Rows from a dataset
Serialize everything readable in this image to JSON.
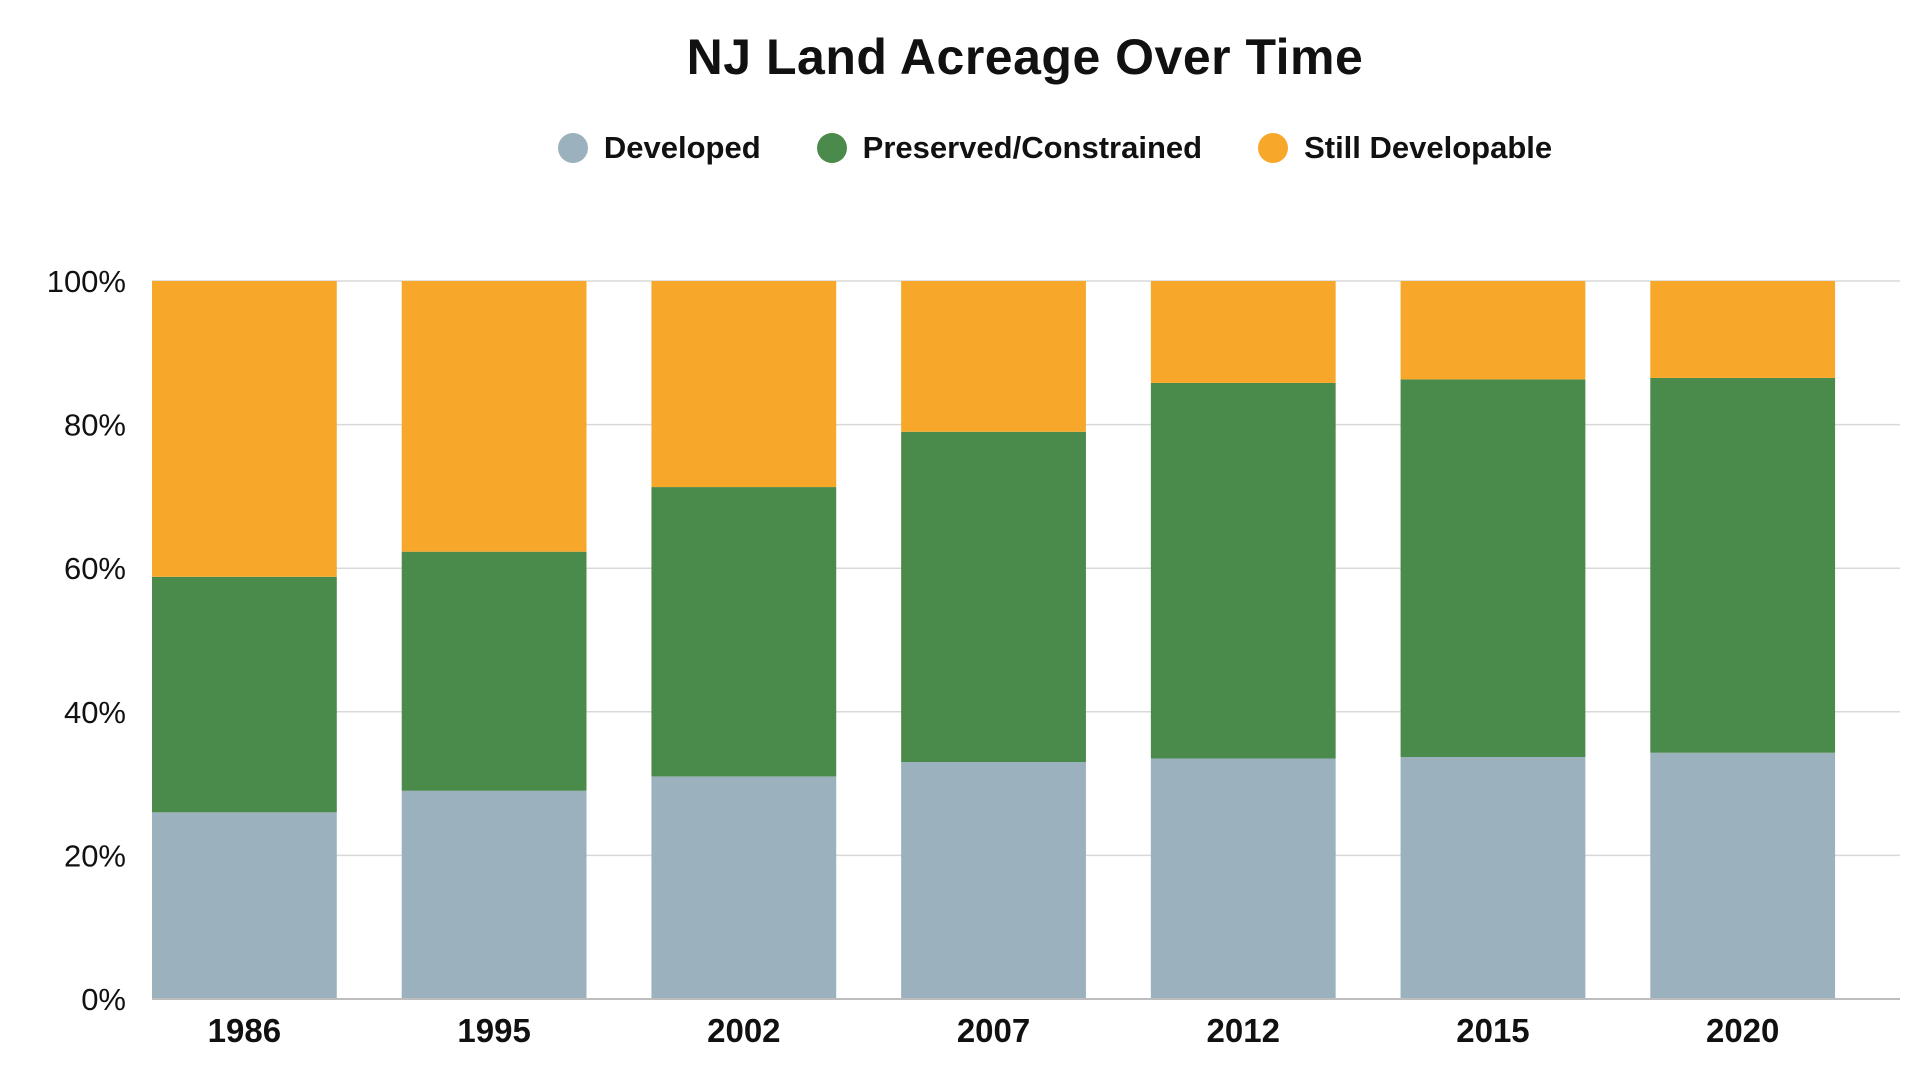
{
  "chart_data": {
    "type": "bar",
    "stacked": true,
    "title": "NJ Land Acreage Over Time",
    "xlabel": "",
    "ylabel": "",
    "ylim": [
      0,
      100
    ],
    "y_ticks": [
      0,
      20,
      40,
      60,
      80,
      100
    ],
    "y_tick_labels": [
      "0%",
      "20%",
      "40%",
      "60%",
      "80%",
      "100%"
    ],
    "grid": true,
    "legend_position": "top-center",
    "categories": [
      "1986",
      "1995",
      "2002",
      "2007",
      "2012",
      "2015",
      "2020"
    ],
    "series": [
      {
        "name": "Developed",
        "color": "#9bb1bd",
        "values": [
          26,
          29,
          31,
          33,
          33.5,
          33.7,
          34.3
        ]
      },
      {
        "name": "Preserved/Constrained",
        "color": "#4a8a4b",
        "values": [
          32.8,
          33.3,
          40.3,
          46,
          52.3,
          52.6,
          52.2
        ]
      },
      {
        "name": "Still Developable",
        "color": "#f7a82b",
        "values": [
          41.2,
          37.7,
          28.7,
          21,
          14.2,
          13.7,
          13.5
        ]
      }
    ]
  }
}
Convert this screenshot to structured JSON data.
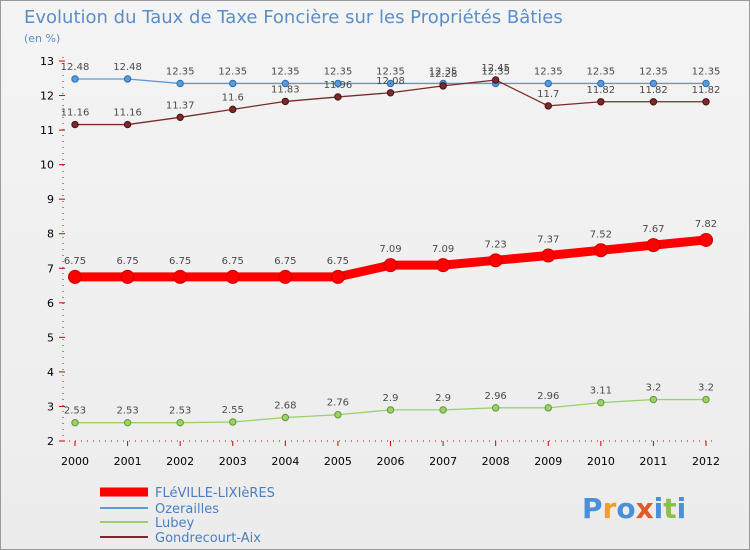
{
  "chart_data": {
    "type": "line",
    "title": "Evolution du Taux de Taxe Foncière sur les Propriétés Bâties",
    "subtitle": "(en %)",
    "xlabel": "",
    "ylabel": "(en %)",
    "ylim": [
      2,
      13
    ],
    "yticks": [
      2,
      3,
      4,
      5,
      6,
      7,
      8,
      9,
      10,
      11,
      12,
      13
    ],
    "x": [
      "2000",
      "2001",
      "2002",
      "2003",
      "2004",
      "2005",
      "2006",
      "2007",
      "2008",
      "2009",
      "2010",
      "2011",
      "2012"
    ],
    "grid": false,
    "legend": "bottom-left",
    "series": [
      {
        "name": "FLéVILLE-LIXIèRES",
        "color": "#ff0000",
        "values": [
          6.75,
          6.75,
          6.75,
          6.75,
          6.75,
          6.75,
          7.09,
          7.09,
          7.23,
          7.37,
          7.52,
          7.67,
          7.82
        ],
        "labels": [
          "6.75",
          "6.75",
          "6.75",
          "6.75",
          "6.75",
          "6.75",
          "7.09",
          "7.09",
          "7.23",
          "7.37",
          "7.52",
          "7.67",
          "7.82"
        ]
      },
      {
        "name": "Ozerailles",
        "color": "#5a9bd5",
        "values": [
          12.48,
          12.48,
          12.35,
          12.35,
          12.35,
          12.35,
          12.35,
          12.35,
          12.35,
          12.35,
          12.35,
          12.35,
          12.35
        ],
        "labels": [
          "12.48",
          "12.48",
          "12.35",
          "12.35",
          "12.35",
          "12.35",
          "12.35",
          "12.35",
          "12.35",
          "12.35",
          "12.35",
          "12.35",
          "12.35"
        ]
      },
      {
        "name": "Lubey",
        "color": "#9bd16a",
        "values": [
          2.53,
          2.53,
          2.53,
          2.55,
          2.68,
          2.76,
          2.9,
          2.9,
          2.96,
          2.96,
          3.11,
          3.2,
          3.2
        ],
        "labels": [
          "2.53",
          "2.53",
          "2.53",
          "2.55",
          "2.68",
          "2.76",
          "2.9",
          "2.9",
          "2.96",
          "2.96",
          "3.11",
          "3.2",
          "3.2"
        ]
      },
      {
        "name": "Gondrecourt-Aix",
        "color": "#7a2a2a",
        "values": [
          11.16,
          11.16,
          11.37,
          11.6,
          11.83,
          11.96,
          12.08,
          12.28,
          12.45,
          11.7,
          11.82,
          11.82,
          11.82
        ],
        "labels": [
          "11.16",
          "11.16",
          "11.37",
          "11.6",
          "11.83",
          "11.96",
          "12.08",
          "12.28",
          "12.45",
          "11.7",
          "11.82",
          "11.82",
          "11.82"
        ]
      }
    ]
  },
  "brand": {
    "letters": [
      "P",
      "r",
      "o",
      "x",
      "i",
      "t",
      "i"
    ],
    "colors": [
      "#4a90d9",
      "#f0a020",
      "#4a90d9",
      "#e05a2a",
      "#4a90d9",
      "#8cc04a",
      "#4a90d9"
    ]
  }
}
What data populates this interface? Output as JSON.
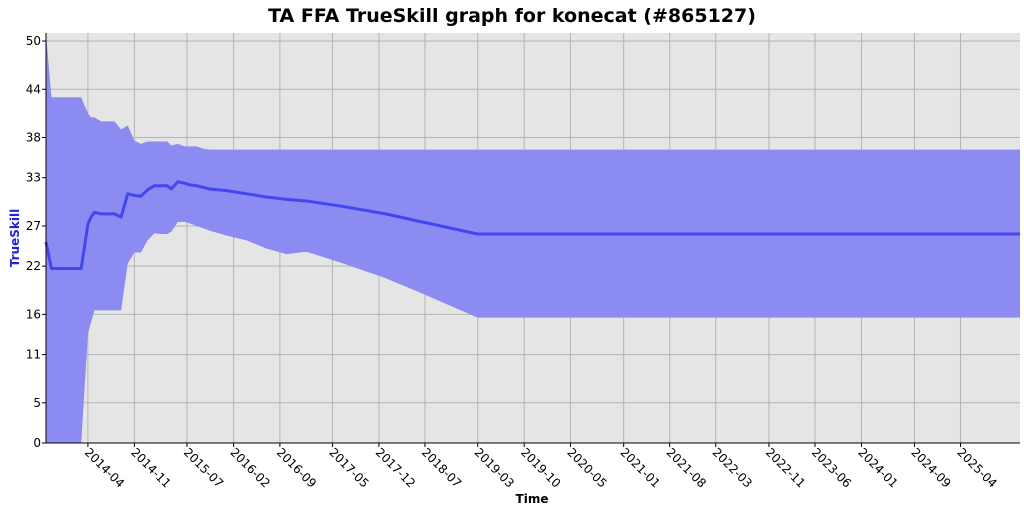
{
  "chart_data": {
    "type": "area",
    "title": "TA FFA TrueSkill graph for konecat (#865127)",
    "xlabel": "Time",
    "ylabel": "TrueSkill",
    "ylim": [
      0,
      51
    ],
    "y_ticks": [
      0,
      5,
      11,
      16,
      22,
      27,
      33,
      38,
      44,
      50
    ],
    "x_ticks": [
      "2014-04",
      "2014-11",
      "2015-07",
      "2016-02",
      "2016-09",
      "2017-05",
      "2017-12",
      "2018-07",
      "2019-03",
      "2019-10",
      "2020-05",
      "2021-01",
      "2021-08",
      "2022-03",
      "2022-11",
      "2023-06",
      "2024-01",
      "2024-09",
      "2025-04"
    ],
    "grid": true,
    "colors": {
      "band": "#8b8bf2",
      "line": "#4545f0",
      "plot_bg": "#e5e5e5",
      "grid": "#b4b4b4",
      "ylabel": "#2222dd"
    },
    "series": [
      {
        "name": "",
        "role": "upper",
        "x": [
          "2013-09-20",
          "2013-10-15",
          "2013-12-01",
          "2014-01-20",
          "2014-02-15",
          "2014-03-01",
          "2014-04-01",
          "2014-04-15",
          "2014-05-01",
          "2014-06-01",
          "2014-07-01",
          "2014-08-01",
          "2014-09-01",
          "2014-10-01",
          "2014-11-01",
          "2014-12-01",
          "2015-01-01",
          "2015-02-01",
          "2015-03-01",
          "2015-04-01",
          "2015-04-20",
          "2015-05-20",
          "2015-06-20",
          "2015-07-15",
          "2015-08-15",
          "2015-09-15",
          "2015-10-15",
          "2019-03-01",
          "2025-12-31"
        ],
        "values": [
          51,
          43,
          43,
          43,
          43,
          43,
          41,
          40.5,
          40.5,
          40,
          40,
          40,
          39,
          39.5,
          37.6,
          37.2,
          37.5,
          37.5,
          37.5,
          37.5,
          37,
          37.2,
          36.9,
          36.9,
          36.9,
          36.6,
          36.5,
          36.5,
          36.5
        ]
      },
      {
        "name": "",
        "role": "mean",
        "x": [
          "2013-09-20",
          "2013-10-15",
          "2013-12-01",
          "2014-01-20",
          "2014-02-15",
          "2014-03-01",
          "2014-04-01",
          "2014-04-15",
          "2014-05-01",
          "2014-06-01",
          "2014-07-01",
          "2014-08-01",
          "2014-09-01",
          "2014-10-01",
          "2014-11-01",
          "2014-12-01",
          "2015-01-01",
          "2015-02-01",
          "2015-03-01",
          "2015-04-01",
          "2015-04-20",
          "2015-05-20",
          "2015-06-20",
          "2015-07-15",
          "2015-08-15",
          "2015-09-15",
          "2015-10-15",
          "2016-01-01",
          "2016-04-01",
          "2016-07-01",
          "2016-10-01",
          "2017-01-01",
          "2017-06-01",
          "2018-01-01",
          "2018-06-01",
          "2019-03-01",
          "2025-12-31"
        ],
        "values": [
          25,
          21.7,
          21.7,
          21.7,
          21.7,
          21.7,
          27.2,
          28.1,
          28.7,
          28.5,
          28.5,
          28.5,
          28.1,
          31,
          30.8,
          30.7,
          31.5,
          32,
          32,
          32,
          31.6,
          32.5,
          32.3,
          32.1,
          32,
          31.8,
          31.6,
          31.4,
          31,
          30.6,
          30.3,
          30.1,
          29.5,
          28.5,
          27.6,
          26,
          26
        ]
      },
      {
        "name": "",
        "role": "lower",
        "x": [
          "2013-09-20",
          "2013-10-15",
          "2013-12-01",
          "2014-01-20",
          "2014-02-15",
          "2014-03-01",
          "2014-04-01",
          "2014-04-15",
          "2014-05-01",
          "2014-06-01",
          "2014-07-01",
          "2014-08-01",
          "2014-09-01",
          "2014-10-01",
          "2014-11-01",
          "2014-12-01",
          "2015-01-01",
          "2015-02-01",
          "2015-03-01",
          "2015-04-01",
          "2015-04-20",
          "2015-05-20",
          "2015-06-20",
          "2015-07-15",
          "2015-08-15",
          "2015-09-15",
          "2015-10-15",
          "2016-01-01",
          "2016-04-01",
          "2016-07-01",
          "2016-10-01",
          "2017-01-01",
          "2017-06-01",
          "2018-01-01",
          "2018-06-01",
          "2019-03-01",
          "2025-12-31"
        ],
        "values": [
          -1,
          -1,
          -1,
          -1,
          -1,
          -1,
          13.5,
          15,
          16.5,
          16.5,
          16.5,
          16.5,
          16.5,
          22.3,
          23.7,
          23.7,
          25.2,
          26.1,
          26,
          26,
          26.3,
          27.5,
          27.5,
          27.3,
          27,
          26.7,
          26.4,
          25.8,
          25.2,
          24.2,
          23.5,
          23.8,
          22.5,
          20.5,
          18.8,
          15.6,
          15.6
        ]
      }
    ]
  }
}
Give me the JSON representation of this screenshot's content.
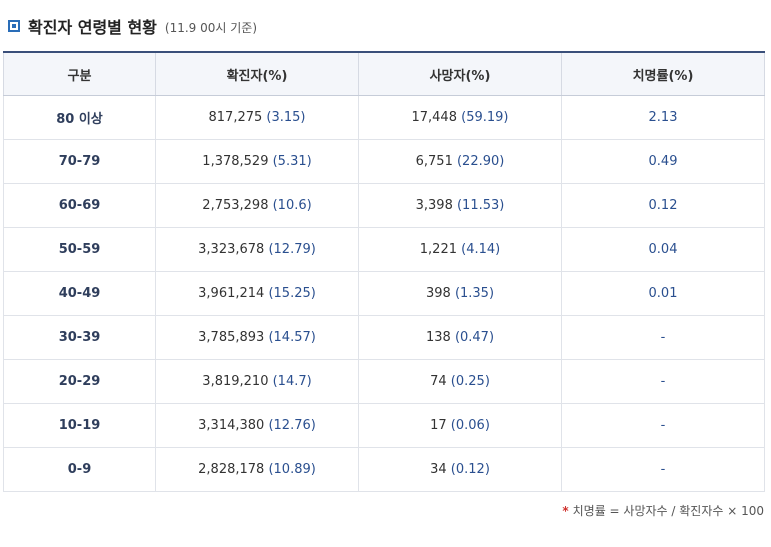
{
  "header": {
    "title": "확진자 연령별 현황",
    "basis": "(11.9 00시 기준)"
  },
  "table": {
    "columns": [
      "구분",
      "확진자(%)",
      "사망자(%)",
      "치명률(%)"
    ],
    "rows": [
      {
        "group": "80 이상",
        "confirmed": "817,275",
        "confirmed_pct": "(3.15)",
        "deaths": "17,448",
        "deaths_pct": "(59.19)",
        "fatality": "2.13"
      },
      {
        "group": "70-79",
        "confirmed": "1,378,529",
        "confirmed_pct": "(5.31)",
        "deaths": "6,751",
        "deaths_pct": "(22.90)",
        "fatality": "0.49"
      },
      {
        "group": "60-69",
        "confirmed": "2,753,298",
        "confirmed_pct": "(10.6)",
        "deaths": "3,398",
        "deaths_pct": "(11.53)",
        "fatality": "0.12"
      },
      {
        "group": "50-59",
        "confirmed": "3,323,678",
        "confirmed_pct": "(12.79)",
        "deaths": "1,221",
        "deaths_pct": "(4.14)",
        "fatality": "0.04"
      },
      {
        "group": "40-49",
        "confirmed": "3,961,214",
        "confirmed_pct": "(15.25)",
        "deaths": "398",
        "deaths_pct": "(1.35)",
        "fatality": "0.01"
      },
      {
        "group": "30-39",
        "confirmed": "3,785,893",
        "confirmed_pct": "(14.57)",
        "deaths": "138",
        "deaths_pct": "(0.47)",
        "fatality": "-"
      },
      {
        "group": "20-29",
        "confirmed": "3,819,210",
        "confirmed_pct": "(14.7)",
        "deaths": "74",
        "deaths_pct": "(0.25)",
        "fatality": "-"
      },
      {
        "group": "10-19",
        "confirmed": "3,314,380",
        "confirmed_pct": "(12.76)",
        "deaths": "17",
        "deaths_pct": "(0.06)",
        "fatality": "-"
      },
      {
        "group": "0-9",
        "confirmed": "2,828,178",
        "confirmed_pct": "(10.89)",
        "deaths": "34",
        "deaths_pct": "(0.12)",
        "fatality": "-"
      }
    ]
  },
  "footnote": {
    "marker": "*",
    "text": "치명률 = 사망자수 / 확진자수 × 100"
  },
  "colors": {
    "accent": "#2a6db8",
    "header_border": "#3a4f7a",
    "value_blue": "#2a4f8f",
    "footnote_star": "#d0312d"
  }
}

* Work required
Find every line that has "name" in it, then return those lines.

* Completed task
        "name": "Developed",
        "name": "Preserved/Constrained",
        "name": "Still Developable",
        "name": "FLéVILLE-LIXIèRES",
        "name": "Ozerailles",
        "name": "Lubey",
        "name": "Gondrecourt-Aix",
        "name": "",
        "name": "",
        "name": "",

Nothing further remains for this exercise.